# Problems and tasks:
- 1) In the post on building routes in Tableau, rewrite the stretch from "While we’ll visualize" through "osmconvert, and osm2pgrouting)", changing "PostgreSQL" to "Postgres".
- 2) According to the post on building routes in Tableau, which algorithm implemented in pgRouting drives the route generation?
- 3) Pick up the post on building routes in Tableau right after its final sentence and continue writing it.

** Start of Extract provided **

The other day someone asked me about whether Tableau could generate routes between locations as part of the spatial analysis functionality.  As a built-in function, no…but I’m always up for a good challenge, so I built up a demo for dynamic route calculations using a PostgreSQL database with PostGIS and pgRouting.  For fun, I’ve also tied it to some parameter actions so that it’s easy to click on a point to update the origin or destination of the route.

Sound like fun?  Want to try it yourself?  Here’s some detail on how it all works…

seattle_routing_animation.gif

 

Summary of the process:

  • Set up a PostgreSQL database with the PostGIS and pgRouting extensions enabled
  • Add in a topological roads dataset (I use data from OSM, it’s pretty much ready to go for routing)
  • Create a Tableau workbook with some custom SQL to drive the route generation using the Dijkstra algorithm implemented in pgRouting
  • Bling up your workbook with parameters (and parameter actions) and fancy symbolization

 

Ingredients:

While we’ll visualize our calculated routes in Tableau, the analytics behind the scenes will be driven by a PostgreSQL database with PostGIS and pgRouting.   To simplify this post, I’m going to assume that you are set up with a few tools:

  • PostgreSQL – I installed the latest version from EnterpriseDB
  • PostGIS – I installed from OSGEO (this will get you postGIS, osmconvert, and osm2pgrouting)

 

You’ll also need some network data to work with.  All of the data that I use in this demo are from Open Street Map (road network and points of interest).  If you want to use OSM data, I recommend:

  • OSM HOT Export Tool – you’ll need to create an account, but then it’s super easy to set your area of interest and grab all sorts of data
  • osmconvert – use the Windows 32bit version (this will run on Win 64 as well).

** End of Extract provided **
** Start of Entries supplied **

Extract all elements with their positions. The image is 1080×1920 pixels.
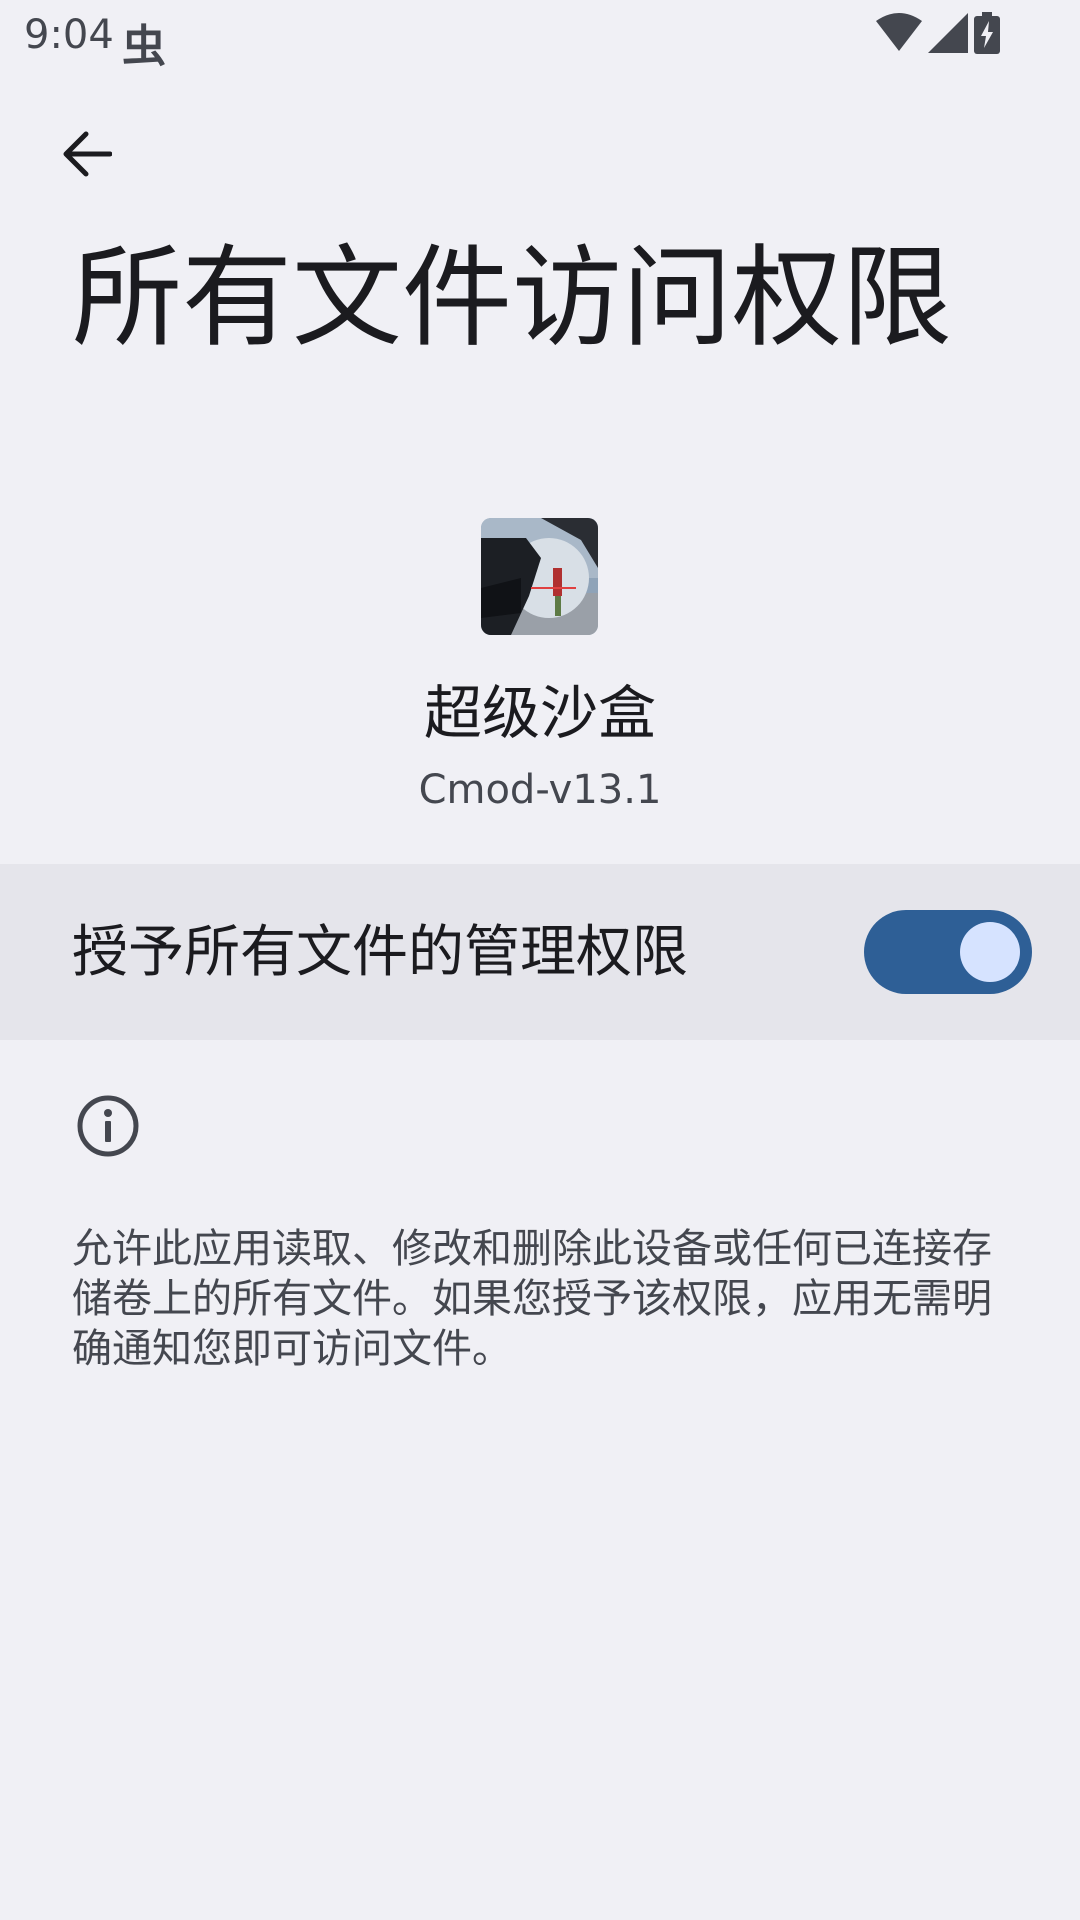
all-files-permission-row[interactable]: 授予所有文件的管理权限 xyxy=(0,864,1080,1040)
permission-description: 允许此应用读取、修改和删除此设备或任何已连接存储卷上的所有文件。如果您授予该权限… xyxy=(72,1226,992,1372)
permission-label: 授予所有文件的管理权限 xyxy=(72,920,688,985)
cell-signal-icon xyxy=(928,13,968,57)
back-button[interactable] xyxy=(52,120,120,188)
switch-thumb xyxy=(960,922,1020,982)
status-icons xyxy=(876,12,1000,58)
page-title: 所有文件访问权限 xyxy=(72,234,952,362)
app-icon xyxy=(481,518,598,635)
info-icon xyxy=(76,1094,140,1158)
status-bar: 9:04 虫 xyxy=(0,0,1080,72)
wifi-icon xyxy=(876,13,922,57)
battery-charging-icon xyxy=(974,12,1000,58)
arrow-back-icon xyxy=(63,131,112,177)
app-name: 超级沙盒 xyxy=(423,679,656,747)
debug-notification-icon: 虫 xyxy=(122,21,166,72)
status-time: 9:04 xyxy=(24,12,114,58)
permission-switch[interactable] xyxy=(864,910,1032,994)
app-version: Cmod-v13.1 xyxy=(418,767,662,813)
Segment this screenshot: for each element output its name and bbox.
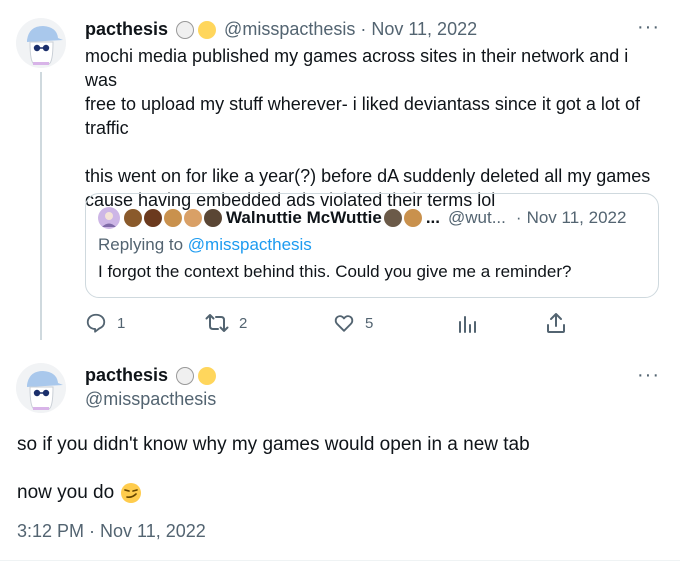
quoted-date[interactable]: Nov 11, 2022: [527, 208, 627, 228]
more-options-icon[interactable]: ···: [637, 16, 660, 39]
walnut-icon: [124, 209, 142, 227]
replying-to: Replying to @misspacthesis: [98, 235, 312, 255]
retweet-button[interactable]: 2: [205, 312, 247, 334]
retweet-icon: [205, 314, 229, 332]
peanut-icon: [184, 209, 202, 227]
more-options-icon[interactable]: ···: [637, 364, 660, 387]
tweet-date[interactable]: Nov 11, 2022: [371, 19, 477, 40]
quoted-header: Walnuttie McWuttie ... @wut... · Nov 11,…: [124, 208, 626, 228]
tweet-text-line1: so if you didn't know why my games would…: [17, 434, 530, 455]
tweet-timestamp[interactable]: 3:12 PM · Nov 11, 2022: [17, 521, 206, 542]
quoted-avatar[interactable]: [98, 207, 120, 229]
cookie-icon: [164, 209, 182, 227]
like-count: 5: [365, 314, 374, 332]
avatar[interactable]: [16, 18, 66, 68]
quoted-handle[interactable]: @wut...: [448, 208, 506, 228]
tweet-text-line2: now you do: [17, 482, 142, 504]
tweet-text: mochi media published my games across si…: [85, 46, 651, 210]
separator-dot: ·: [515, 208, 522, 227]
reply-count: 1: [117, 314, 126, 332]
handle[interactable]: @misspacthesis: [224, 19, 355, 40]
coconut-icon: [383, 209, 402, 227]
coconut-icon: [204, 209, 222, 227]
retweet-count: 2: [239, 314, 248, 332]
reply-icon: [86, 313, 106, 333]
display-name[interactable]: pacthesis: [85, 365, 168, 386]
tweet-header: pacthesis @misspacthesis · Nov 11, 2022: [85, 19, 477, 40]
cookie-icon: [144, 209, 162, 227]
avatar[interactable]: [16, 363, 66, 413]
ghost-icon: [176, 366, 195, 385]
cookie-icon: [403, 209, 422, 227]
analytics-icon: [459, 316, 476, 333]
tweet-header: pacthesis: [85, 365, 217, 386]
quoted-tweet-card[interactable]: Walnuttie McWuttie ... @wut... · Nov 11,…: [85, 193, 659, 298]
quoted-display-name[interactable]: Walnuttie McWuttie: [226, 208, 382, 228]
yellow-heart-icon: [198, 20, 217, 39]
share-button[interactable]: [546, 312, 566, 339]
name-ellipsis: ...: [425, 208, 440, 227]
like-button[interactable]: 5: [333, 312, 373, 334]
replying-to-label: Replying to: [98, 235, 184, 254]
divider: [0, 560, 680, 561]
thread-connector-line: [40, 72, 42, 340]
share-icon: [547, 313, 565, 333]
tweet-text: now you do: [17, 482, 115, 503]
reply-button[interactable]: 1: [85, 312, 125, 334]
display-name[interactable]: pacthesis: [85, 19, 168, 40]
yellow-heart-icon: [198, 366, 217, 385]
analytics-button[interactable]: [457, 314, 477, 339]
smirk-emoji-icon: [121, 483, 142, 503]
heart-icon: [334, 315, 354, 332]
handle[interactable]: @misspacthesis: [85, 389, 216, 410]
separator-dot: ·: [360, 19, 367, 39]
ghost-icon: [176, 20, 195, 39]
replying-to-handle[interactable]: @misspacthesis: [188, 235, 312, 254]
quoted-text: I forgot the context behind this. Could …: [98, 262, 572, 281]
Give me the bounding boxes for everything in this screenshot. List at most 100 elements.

** End of Entries supplied **

# Expected outputs:
- 1)
While we’ll visualize our calculated routes in Tableau, the analytics behind the scenes will be driven by a Postgres database with PostGIS and pgRouting.   To simplify this post, I’m going to assume that you are set up with a few tools:

  • Postgres – I installed the latest version from EnterpriseDB
  • PostGIS – I installed from OSGEO (this will get you postGIS, osmconvert, and osm2pgrouting)

- 2) The Dijkstra algorithm.

- 3)
  • osm2pgrouting – if you install PostGIS using the OSGEO bundle you should already have this ready to go

 

If you want to make your own network from non-OSM data, it’s totally do-able, just not as easy as using the tools above.  Maybe I’ll figure it out one of these days and write another blog post on it.

 

Routing in Tableau

For the sake of expediency, I’m not going to go through all of the gory details of installing PostgreSQL, etc.  I’m going to assume that you’re already set up with the required tools and will go straight to the process of grabbing data, converting OSM data to something routable with pgRouting, and then exploring in Tableau.

 

Here are the steps that we’ll walk through:

  1. Export point and road network data from OSM
  2. Process the exported data (.pbf file) and create an .osm file
  3. Import the data into your PostgreSQL database and convert into the format expected for pgRouting queries using osm2pgrouting
  4. Set up custom SQL in Tableau workbook to drive route calculation

 

1. Export data from OSM

The most important part of routing is having a good set of network data to work with.  Your network data must have some topological smarts in order for the pgRouting functions to work (e.g., the line segments all know how they are connected to one another).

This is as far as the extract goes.